━━━━━ AVAILABLE DATA ━━━━━

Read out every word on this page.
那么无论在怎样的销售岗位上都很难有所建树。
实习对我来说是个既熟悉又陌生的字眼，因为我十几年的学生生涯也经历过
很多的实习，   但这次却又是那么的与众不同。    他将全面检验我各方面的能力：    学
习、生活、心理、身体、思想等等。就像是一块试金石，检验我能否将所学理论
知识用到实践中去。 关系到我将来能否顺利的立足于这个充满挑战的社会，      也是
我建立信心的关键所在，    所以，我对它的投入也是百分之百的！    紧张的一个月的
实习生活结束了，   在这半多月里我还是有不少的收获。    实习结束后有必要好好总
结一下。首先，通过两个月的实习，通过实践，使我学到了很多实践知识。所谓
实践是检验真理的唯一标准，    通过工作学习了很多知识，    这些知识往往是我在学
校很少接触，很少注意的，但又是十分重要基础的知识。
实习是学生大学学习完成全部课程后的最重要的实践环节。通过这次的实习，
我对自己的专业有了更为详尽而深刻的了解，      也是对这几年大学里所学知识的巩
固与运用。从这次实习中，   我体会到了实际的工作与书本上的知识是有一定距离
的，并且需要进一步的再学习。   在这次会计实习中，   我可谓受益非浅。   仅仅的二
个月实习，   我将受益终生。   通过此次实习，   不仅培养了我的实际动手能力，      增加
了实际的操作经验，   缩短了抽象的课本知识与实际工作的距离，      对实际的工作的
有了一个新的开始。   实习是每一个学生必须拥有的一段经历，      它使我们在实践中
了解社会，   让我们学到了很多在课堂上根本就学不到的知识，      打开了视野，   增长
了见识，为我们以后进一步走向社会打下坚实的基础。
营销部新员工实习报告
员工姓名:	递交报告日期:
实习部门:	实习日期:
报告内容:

━━━━━

Copy out the full listing exactly.

Read out every word on this page.
那么无论在怎样的销售岗位上都很难有所建树。
实习对我来说是个既熟悉又陌生的字眼，因为我十几年的学生生涯也经历过
很多的实习，   但这次却又是那么的与众不同。    他将全面检验我各方面的能力：    学
习、生活、心理、身体、思想等等。就像是一块试金石，检验我能否将所学理论
知识用到实践中去。 关系到我将来能否顺利的立足于这个充满挑战的社会，      也是
我建立信心的关键所在，    所以，我对它的投入也是百分之百的！    紧张的一个月的
实习生活结束了，   在这半多月里我还是有不少的收获。    实习结束后有必要好好总
结一下。首先，通过两个月的实习，通过实践，使我学到了很多实践知识。所谓
实践是检验真理的唯一标准，    通过工作学习了很多知识，    这些知识往往是我在学
校很少接触，很少注意的，但又是十分重要基础的知识。
实习是学生大学学习完成全部课程后的最重要的实践环节。通过这次的实习，
我对自己的专业有了更为详尽而深刻的了解，      也是对这几年大学里所学知识的巩
固与运用。从这次实习中，   我体会到了实际的工作与书本上的知识是有一定距离
的，并且需要进一步的再学习。   在这次会计实习中，   我可谓受益非浅。   仅仅的二
个月实习，   我将受益终生。   通过此次实习，   不仅培养了我的实际动手能力，      增加
了实际的操作经验，   缩短了抽象的课本知识与实际工作的距离，      对实际的工作的
有了一个新的开始。   实习是每一个学生必须拥有的一段经历，      它使我们在实践中
了解社会，   让我们学到了很多在课堂上根本就学不到的知识，      打开了视野，   增长
了见识，为我们以后进一步走向社会打下坚实的基础。
营销部新员工实习报告
员工姓名:	递交报告日期:
实习部门:	实习日期:
报告内容:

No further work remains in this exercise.